Stored entries
******************************
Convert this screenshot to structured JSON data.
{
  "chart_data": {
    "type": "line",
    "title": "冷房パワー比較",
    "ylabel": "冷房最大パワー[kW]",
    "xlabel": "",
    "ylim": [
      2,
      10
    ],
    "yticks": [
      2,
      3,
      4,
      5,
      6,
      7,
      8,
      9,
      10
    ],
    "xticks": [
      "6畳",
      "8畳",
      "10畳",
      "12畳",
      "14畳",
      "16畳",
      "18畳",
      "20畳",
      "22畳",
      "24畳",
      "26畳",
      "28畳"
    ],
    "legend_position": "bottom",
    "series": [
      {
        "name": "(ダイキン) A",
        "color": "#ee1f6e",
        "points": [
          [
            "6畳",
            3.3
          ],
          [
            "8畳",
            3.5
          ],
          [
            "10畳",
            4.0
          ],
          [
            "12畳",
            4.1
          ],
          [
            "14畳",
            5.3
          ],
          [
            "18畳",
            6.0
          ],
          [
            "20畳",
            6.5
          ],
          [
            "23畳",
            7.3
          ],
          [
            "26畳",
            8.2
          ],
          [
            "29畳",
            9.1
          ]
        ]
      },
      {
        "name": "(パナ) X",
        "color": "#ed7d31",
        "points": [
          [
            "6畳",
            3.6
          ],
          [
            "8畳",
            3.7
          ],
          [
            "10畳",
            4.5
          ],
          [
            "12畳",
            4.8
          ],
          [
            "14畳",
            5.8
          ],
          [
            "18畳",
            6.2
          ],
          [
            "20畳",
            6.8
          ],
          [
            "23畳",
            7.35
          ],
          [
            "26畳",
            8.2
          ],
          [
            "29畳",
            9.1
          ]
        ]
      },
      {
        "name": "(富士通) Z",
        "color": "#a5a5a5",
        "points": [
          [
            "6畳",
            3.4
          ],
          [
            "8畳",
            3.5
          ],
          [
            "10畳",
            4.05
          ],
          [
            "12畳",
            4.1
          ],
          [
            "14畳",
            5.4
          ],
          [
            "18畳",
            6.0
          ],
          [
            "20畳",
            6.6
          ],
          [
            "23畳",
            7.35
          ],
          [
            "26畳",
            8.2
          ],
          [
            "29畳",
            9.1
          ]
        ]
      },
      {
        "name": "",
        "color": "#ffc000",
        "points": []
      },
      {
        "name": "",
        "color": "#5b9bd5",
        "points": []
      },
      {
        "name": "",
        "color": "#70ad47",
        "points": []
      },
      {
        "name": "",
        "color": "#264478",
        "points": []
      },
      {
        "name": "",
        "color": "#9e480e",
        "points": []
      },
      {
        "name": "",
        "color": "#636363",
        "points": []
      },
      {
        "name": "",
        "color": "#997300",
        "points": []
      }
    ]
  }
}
******************************
*Short problem*: Show every line of the listing in which the string "color" can be found.

*Correct answer*:
        "color": "#ee1f6e",
        "color": "#ed7d31",
        "color": "#a5a5a5",
        "color": "#ffc000",
        "color": "#5b9bd5",
        "color": "#70ad47",
        "color": "#264478",
        "color": "#9e480e",
        "color": "#636363",
        "color": "#997300",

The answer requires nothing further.